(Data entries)
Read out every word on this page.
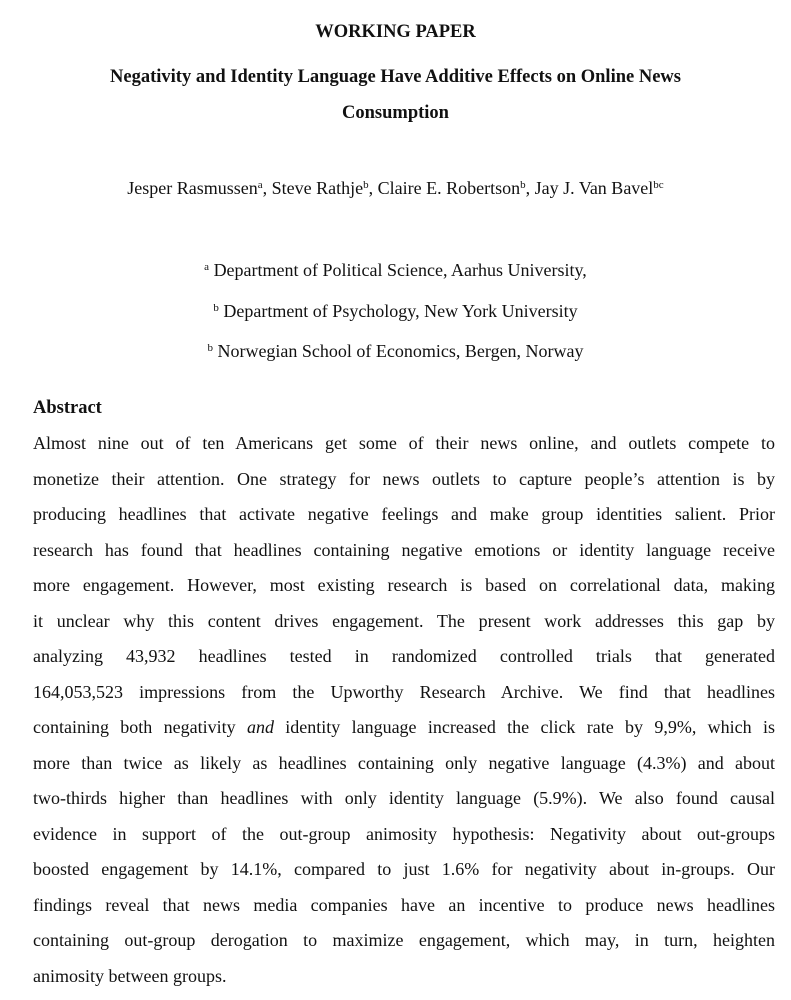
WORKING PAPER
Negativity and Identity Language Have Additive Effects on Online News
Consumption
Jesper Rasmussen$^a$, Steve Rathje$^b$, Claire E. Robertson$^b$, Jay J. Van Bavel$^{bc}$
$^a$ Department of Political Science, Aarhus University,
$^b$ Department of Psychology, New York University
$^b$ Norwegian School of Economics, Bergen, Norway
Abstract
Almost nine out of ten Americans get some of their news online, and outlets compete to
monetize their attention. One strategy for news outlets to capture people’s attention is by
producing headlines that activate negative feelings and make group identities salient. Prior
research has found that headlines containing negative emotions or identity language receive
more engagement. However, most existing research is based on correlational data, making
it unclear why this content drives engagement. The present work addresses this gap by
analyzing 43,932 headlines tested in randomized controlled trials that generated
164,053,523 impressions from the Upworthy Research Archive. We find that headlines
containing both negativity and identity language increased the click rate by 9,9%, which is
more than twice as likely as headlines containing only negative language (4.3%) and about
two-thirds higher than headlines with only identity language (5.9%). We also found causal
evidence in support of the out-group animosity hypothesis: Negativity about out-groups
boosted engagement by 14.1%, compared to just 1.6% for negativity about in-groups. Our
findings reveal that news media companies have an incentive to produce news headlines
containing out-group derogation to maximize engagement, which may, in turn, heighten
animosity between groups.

— Written request —
Look through the entries and return every line where "only" appears.

— Full response —
more than twice as likely as headlines containing only negative language (4.3%) and about
two-thirds higher than headlines with only identity language (5.9%). We also found causal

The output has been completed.